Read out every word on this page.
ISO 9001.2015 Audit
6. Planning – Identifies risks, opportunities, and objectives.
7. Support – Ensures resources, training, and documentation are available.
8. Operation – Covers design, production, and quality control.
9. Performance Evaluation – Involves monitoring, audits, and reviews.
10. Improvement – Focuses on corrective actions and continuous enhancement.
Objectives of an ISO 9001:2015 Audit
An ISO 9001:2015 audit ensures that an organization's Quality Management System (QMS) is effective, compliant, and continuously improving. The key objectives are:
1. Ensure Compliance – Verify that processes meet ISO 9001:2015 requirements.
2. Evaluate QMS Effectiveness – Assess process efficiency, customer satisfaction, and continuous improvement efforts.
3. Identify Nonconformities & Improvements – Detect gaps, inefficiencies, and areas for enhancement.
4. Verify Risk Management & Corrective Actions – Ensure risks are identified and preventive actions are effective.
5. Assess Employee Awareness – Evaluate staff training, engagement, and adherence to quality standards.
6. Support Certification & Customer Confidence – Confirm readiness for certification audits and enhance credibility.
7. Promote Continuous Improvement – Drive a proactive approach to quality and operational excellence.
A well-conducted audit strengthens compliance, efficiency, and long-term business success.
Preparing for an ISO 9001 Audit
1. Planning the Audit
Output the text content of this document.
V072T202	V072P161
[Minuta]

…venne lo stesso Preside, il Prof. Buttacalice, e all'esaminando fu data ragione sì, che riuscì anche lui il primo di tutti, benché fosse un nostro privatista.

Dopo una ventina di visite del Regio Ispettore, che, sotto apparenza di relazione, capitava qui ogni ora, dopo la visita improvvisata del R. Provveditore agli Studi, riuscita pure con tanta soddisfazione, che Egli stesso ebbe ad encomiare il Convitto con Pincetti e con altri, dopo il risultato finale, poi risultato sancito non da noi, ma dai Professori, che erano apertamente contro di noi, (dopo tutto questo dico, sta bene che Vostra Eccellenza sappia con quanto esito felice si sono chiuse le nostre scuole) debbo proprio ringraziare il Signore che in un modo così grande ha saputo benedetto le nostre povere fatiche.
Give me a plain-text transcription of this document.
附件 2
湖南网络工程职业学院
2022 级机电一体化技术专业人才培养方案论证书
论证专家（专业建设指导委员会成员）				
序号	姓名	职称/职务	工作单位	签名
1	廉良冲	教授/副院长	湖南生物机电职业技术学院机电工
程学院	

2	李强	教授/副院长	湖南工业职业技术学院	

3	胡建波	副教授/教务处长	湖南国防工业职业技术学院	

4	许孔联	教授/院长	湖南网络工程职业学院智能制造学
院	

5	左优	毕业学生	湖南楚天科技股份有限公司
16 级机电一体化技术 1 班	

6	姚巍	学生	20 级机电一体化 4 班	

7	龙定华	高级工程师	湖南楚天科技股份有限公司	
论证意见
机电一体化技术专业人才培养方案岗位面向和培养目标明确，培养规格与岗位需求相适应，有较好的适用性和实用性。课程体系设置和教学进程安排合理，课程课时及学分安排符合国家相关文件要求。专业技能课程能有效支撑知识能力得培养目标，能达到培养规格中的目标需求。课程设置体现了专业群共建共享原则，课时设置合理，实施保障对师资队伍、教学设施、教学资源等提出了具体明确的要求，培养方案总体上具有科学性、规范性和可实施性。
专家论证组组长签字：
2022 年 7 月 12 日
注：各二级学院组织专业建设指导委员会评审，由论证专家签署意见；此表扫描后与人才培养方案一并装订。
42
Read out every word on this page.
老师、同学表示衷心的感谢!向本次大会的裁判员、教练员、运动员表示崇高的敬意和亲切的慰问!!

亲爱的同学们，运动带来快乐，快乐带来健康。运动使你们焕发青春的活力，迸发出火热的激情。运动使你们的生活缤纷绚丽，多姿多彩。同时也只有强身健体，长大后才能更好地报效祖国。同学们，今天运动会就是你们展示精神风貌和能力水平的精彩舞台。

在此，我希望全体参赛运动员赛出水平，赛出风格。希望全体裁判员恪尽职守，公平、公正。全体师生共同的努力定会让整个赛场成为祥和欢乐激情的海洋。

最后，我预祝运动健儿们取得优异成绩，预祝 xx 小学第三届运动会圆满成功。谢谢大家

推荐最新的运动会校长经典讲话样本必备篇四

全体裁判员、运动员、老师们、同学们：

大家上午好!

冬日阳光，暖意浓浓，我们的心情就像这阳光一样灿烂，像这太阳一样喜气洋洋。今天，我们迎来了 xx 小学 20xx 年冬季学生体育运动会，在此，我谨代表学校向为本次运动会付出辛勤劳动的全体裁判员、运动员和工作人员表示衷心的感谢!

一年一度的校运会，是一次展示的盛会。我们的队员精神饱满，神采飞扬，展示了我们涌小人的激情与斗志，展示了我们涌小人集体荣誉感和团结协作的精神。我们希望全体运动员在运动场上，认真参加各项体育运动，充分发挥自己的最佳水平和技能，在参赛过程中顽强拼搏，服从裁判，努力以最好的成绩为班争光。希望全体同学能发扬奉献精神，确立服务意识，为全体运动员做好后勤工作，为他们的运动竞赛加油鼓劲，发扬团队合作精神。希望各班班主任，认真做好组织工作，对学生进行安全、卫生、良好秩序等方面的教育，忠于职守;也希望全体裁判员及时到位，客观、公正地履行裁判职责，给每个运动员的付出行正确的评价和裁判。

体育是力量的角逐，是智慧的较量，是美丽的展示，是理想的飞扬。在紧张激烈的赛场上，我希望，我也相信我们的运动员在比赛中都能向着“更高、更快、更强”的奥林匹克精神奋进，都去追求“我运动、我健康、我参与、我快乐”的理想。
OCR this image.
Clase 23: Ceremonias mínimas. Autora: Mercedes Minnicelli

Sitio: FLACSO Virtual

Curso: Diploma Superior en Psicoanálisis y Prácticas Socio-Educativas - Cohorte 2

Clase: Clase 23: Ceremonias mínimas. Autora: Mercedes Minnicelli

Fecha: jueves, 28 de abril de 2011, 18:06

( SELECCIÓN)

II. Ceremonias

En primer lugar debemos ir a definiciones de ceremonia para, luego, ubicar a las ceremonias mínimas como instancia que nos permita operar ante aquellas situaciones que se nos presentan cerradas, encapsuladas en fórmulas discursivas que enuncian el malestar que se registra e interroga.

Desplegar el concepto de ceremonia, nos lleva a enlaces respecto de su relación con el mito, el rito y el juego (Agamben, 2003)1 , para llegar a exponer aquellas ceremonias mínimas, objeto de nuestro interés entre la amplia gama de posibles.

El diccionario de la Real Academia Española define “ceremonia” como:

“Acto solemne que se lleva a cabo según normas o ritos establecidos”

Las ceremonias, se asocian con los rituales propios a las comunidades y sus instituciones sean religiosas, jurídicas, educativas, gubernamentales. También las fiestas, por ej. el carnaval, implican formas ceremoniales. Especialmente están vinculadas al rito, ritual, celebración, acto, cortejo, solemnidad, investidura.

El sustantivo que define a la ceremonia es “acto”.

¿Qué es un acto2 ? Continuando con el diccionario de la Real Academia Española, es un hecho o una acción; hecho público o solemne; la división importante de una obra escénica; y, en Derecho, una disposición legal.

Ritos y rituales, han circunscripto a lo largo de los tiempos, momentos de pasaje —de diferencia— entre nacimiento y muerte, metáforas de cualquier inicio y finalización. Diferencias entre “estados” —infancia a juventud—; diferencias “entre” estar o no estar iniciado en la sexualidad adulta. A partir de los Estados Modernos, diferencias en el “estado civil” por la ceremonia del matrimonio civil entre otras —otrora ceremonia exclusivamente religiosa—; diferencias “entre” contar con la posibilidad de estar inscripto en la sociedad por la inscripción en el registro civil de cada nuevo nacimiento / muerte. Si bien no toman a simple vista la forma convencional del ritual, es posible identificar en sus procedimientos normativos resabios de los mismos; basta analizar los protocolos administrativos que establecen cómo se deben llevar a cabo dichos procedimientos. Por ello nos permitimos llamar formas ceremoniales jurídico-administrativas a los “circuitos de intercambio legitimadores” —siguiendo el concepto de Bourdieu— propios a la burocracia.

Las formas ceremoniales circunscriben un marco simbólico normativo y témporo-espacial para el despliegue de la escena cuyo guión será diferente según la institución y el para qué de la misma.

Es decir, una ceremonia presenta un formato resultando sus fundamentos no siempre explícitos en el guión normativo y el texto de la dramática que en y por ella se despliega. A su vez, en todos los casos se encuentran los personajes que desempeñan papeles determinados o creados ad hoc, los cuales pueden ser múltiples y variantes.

WHAT IS NEEDED: Looking at the entries above, say how many lines contain the word "efficiency". Only the number is wanted.

RESPONSE: 2